>> BEGIN Document excerpt
This is a far-future scifi set on a group of distant planets belonging to the Coromina Group, an all-powerful corporation that operates a corpocracy. It controls everything about its citizen-employees and in turn supposedly ensures their lives are smooth and they have everything they need. Esme Coromina, the main character of Star’s  End, is the oldest daughter of the founder of the Coromina Group and his assumed successor. As the book opens, her father calls her in and reveals that he’s dying, asking her to find her estranged sisters. The story unfolds in alternating chapters between Esme’s third person current life and first person past narration.

Star’s End does a couple of that I found interesting and liked quite a bit. Although it’s definitely science fiction and I found the SF elements plausible and interesting, it’s main focus is on the family dynamics and their ripples across the world. For all the planets, and technological innovation, and scifi warfare, it’s a very intimate story; at the same time, because everything the Coromina family does carries power with it, that very intimacy lies in an unresolvable tension with the wider implications and effects on the world.

It can’t be denied that in his family life as well as the planet, Phillip Coromina is a driving force. And yet the true heart of this books is Esme and her three sisters. In a way that reminded me of my beloved Girls at the Kingfisher Club*, Clarke shows a sisterhood that is complex and fraught, full of distance and tensions and misunderstandings, but which is for all of that as vitally real as can be. We can see Esme’s strengths and her flaws most clearly in the ways she deals with her sisters, and it’s in these moments that her struggle becomes the most palpable.
>> END Document excerpt
>> BEGIN Supplied entries
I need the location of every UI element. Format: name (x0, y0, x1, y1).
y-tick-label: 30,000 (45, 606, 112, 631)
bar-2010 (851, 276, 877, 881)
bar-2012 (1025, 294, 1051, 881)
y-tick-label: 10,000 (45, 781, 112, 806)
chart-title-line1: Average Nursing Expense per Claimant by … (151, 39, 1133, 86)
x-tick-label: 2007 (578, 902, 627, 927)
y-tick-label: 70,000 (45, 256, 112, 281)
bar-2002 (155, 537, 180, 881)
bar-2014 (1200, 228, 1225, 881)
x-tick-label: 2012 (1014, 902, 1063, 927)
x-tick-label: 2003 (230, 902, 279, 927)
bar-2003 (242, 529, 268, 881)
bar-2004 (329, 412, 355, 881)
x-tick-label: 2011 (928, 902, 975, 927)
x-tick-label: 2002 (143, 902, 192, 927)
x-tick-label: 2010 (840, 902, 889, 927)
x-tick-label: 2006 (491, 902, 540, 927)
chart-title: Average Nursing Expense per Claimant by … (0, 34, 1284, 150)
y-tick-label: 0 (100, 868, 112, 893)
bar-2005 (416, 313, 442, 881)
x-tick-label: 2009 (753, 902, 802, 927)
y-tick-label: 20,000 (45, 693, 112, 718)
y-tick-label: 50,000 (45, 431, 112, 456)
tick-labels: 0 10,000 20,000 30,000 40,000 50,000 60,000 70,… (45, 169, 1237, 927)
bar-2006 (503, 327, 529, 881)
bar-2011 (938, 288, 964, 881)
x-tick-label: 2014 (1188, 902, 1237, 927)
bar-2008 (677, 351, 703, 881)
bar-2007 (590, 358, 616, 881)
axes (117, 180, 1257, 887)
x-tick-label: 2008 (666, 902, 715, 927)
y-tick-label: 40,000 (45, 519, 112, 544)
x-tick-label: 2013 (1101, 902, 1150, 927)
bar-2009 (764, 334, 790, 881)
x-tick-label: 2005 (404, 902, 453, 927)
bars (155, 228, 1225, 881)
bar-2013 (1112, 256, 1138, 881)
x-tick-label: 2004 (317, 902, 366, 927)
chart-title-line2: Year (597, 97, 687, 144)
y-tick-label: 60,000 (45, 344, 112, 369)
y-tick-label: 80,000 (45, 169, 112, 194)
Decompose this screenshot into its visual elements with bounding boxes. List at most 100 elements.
>> END Supplied entries
>> BEGIN Supplied entries
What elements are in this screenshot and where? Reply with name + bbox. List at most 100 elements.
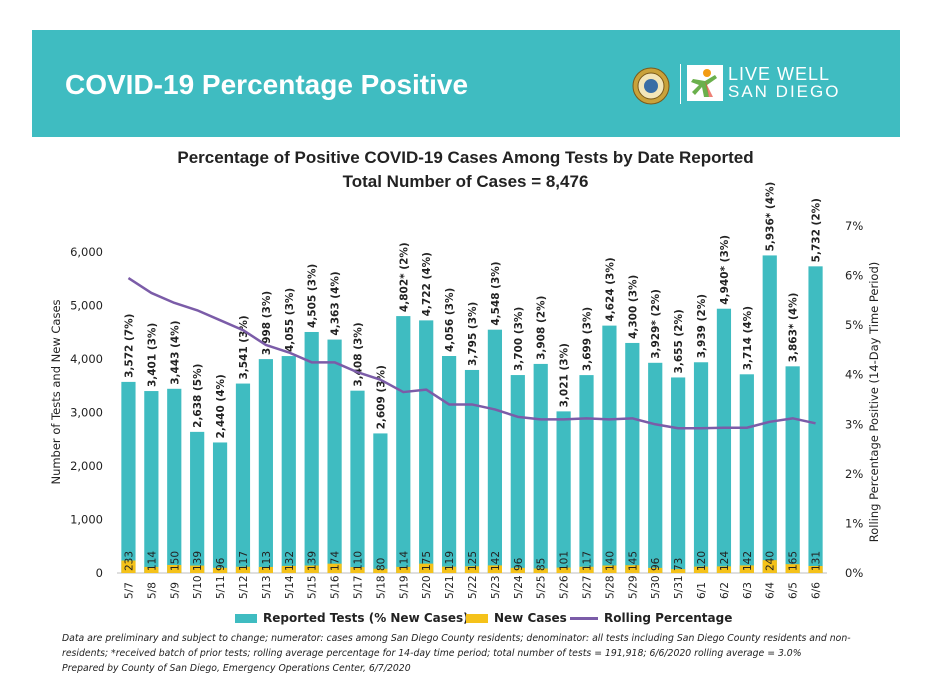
>> END Supplied entries
__Problems__:
a) Retype the passage of the Star's End review between "This is a far-future" and "person past narration.", inclusive.
b) According to the Star's End review, what does Esme's father reveal to her when the book opens?

__Worked solutions__:
a)
This is a far-future scifi set on a group of distant planets belonging to the Coromina Group, an all-powerful corporation that operates a corpocracy. It controls everything about its citizen-employees and in turn supposedly ensures their lives are smooth and they have everything they need. Esme Coromina, the main character of Star’s  End, is the oldest daughter of the founder of the Coromina Group and his assumed successor. As the book opens, her father calls her in and reveals that he’s dying, asking her to find her estranged sisters. The story unfolds in alternating chapters between Esme’s third person current life and first person past narration.

b) He reveals that he's dying, and he asks her to find her estranged sisters.